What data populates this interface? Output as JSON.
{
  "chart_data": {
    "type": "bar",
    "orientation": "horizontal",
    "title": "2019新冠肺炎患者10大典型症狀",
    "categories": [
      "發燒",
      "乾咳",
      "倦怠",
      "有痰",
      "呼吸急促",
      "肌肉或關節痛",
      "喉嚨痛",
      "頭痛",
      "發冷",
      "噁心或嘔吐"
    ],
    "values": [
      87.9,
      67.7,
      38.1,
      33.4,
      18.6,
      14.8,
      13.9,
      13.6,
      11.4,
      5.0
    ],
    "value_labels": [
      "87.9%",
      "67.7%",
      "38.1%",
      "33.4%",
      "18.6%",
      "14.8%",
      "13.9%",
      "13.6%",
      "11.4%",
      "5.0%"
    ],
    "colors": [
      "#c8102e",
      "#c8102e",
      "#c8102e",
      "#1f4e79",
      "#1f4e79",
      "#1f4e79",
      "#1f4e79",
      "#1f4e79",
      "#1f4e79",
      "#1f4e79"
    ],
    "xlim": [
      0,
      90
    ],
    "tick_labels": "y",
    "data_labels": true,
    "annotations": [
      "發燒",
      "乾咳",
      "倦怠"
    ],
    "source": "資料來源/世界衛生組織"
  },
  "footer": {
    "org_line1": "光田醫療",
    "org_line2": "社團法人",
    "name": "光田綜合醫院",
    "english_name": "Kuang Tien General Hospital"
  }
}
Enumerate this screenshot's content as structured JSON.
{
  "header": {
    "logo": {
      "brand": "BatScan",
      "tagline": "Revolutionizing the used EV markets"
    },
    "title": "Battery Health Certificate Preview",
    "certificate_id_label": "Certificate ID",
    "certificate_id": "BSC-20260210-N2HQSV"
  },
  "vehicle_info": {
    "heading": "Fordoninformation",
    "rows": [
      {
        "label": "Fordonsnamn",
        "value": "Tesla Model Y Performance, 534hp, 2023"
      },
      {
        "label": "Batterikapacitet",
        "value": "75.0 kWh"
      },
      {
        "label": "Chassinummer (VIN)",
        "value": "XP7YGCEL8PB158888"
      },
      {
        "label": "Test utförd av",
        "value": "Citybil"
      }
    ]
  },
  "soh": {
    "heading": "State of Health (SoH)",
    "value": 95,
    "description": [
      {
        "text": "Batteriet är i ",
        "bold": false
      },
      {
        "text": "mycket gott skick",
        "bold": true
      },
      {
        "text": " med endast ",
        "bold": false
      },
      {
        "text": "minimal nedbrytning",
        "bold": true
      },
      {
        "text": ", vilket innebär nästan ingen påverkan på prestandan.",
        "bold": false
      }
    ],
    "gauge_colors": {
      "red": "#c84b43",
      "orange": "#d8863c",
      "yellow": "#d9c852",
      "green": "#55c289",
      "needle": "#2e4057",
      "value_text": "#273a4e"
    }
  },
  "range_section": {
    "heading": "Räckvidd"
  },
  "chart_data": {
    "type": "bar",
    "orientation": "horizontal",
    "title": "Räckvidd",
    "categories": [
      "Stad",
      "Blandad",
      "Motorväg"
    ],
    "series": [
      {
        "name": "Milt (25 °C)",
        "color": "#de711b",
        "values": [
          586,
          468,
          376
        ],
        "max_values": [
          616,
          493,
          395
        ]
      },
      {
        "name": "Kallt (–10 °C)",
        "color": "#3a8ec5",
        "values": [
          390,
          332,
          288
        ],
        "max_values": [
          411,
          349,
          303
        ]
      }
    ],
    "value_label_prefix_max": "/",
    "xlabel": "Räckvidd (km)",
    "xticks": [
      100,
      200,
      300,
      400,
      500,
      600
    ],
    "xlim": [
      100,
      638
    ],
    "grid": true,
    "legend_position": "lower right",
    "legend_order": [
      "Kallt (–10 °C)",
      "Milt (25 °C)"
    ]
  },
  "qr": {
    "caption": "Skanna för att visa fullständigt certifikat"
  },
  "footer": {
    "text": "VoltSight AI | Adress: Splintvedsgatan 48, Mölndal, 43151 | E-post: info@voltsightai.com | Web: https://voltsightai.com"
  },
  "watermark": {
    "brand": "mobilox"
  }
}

# # # #

§ **Exercise goal**
Write down every line of the data exactly as it appears above.

§ **The completed task**
What data populates this interface? Output as JSON.
{
  "chart_data": {
    "type": "bar",
    "orientation": "horizontal",
    "title": "2019新冠肺炎患者10大典型症狀",
    "categories": [
      "發燒",
      "乾咳",
      "倦怠",
      "有痰",
      "呼吸急促",
      "肌肉或關節痛",
      "喉嚨痛",
      "頭痛",
      "發冷",
      "噁心或嘔吐"
    ],
    "values": [
      87.9,
      67.7,
      38.1,
      33.4,
      18.6,
      14.8,
      13.9,
      13.6,
      11.4,
      5.0
    ],
    "value_labels": [
      "87.9%",
      "67.7%",
      "38.1%",
      "33.4%",
      "18.6%",
      "14.8%",
      "13.9%",
      "13.6%",
      "11.4%",
      "5.0%"
    ],
    "colors": [
      "#c8102e",
      "#c8102e",
      "#c8102e",
      "#1f4e79",
      "#1f4e79",
      "#1f4e79",
      "#1f4e79",
      "#1f4e79",
      "#1f4e79",
      "#1f4e79"
    ],
    "xlim": [
      0,
      90
    ],
    "tick_labels": "y",
    "data_labels": true,
    "annotations": [
      "發燒",
      "乾咳",
      "倦怠"
    ],
    "source": "資料來源/世界衛生組織"
  },
  "footer": {
    "org_line1": "光田醫療",
    "org_line2": "社團法人",
    "name": "光田綜合醫院",
    "english_name": "Kuang Tien General Hospital"
  }
}
Enumerate this screenshot's content as structured JSON.
{
  "header": {
    "logo": {
      "brand": "BatScan",
      "tagline": "Revolutionizing the used EV markets"
    },
    "title": "Battery Health Certificate Preview",
    "certificate_id_label": "Certificate ID",
    "certificate_id": "BSC-20260210-N2HQSV"
  },
  "vehicle_info": {
    "heading": "Fordoninformation",
    "rows": [
      {
        "label": "Fordonsnamn",
        "value": "Tesla Model Y Performance, 534hp, 2023"
      },
      {
        "label": "Batterikapacitet",
        "value": "75.0 kWh"
      },
      {
        "label": "Chassinummer (VIN)",
        "value": "XP7YGCEL8PB158888"
      },
      {
        "label": "Test utförd av",
        "value": "Citybil"
      }
    ]
  },
  "soh": {
    "heading": "State of Health (SoH)",
    "value": 95,
    "description": [
      {
        "text": "Batteriet är i ",
        "bold": false
      },
      {
        "text": "mycket gott skick",
        "bold": true
      },
      {
        "text": " med endast ",
        "bold": false
      },
      {
        "text": "minimal nedbrytning",
        "bold": true
      },
      {
        "text": ", vilket innebär nästan ingen påverkan på prestandan.",
        "bold": false
      }
    ],
    "gauge_colors": {
      "red": "#c84b43",
      "orange": "#d8863c",
      "yellow": "#d9c852",
      "green": "#55c289",
      "needle": "#2e4057",
      "value_text": "#273a4e"
    }
  },
  "range_section": {
    "heading": "Räckvidd"
  },
  "chart_data": {
    "type": "bar",
    "orientation": "horizontal",
    "title": "Räckvidd",
    "categories": [
      "Stad",
      "Blandad",
      "Motorväg"
    ],
    "series": [
      {
        "name": "Milt (25 °C)",
        "color": "#de711b",
        "values": [
          586,
          468,
          376
        ],
        "max_values": [
          616,
          493,
          395
        ]
      },
      {
        "name": "Kallt (–10 °C)",
        "color": "#3a8ec5",
        "values": [
          390,
          332,
          288
        ],
        "max_values": [
          411,
          349,
          303
        ]
      }
    ],
    "value_label_prefix_max": "/",
    "xlabel": "Räckvidd (km)",
    "xticks": [
      100,
      200,
      300,
      400,
      500,
      600
    ],
    "xlim": [
      100,
      638
    ],
    "grid": true,
    "legend_position": "lower right",
    "legend_order": [
      "Kallt (–10 °C)",
      "Milt (25 °C)"
    ]
  },
  "qr": {
    "caption": "Skanna för att visa fullständigt certifikat"
  },
  "footer": {
    "text": "VoltSight AI | Adress: Splintvedsgatan 48, Mölndal, 43151 | E-post: info@voltsightai.com | Web: https://voltsightai.com"
  },
  "watermark": {
    "brand": "mobilox"
  }
}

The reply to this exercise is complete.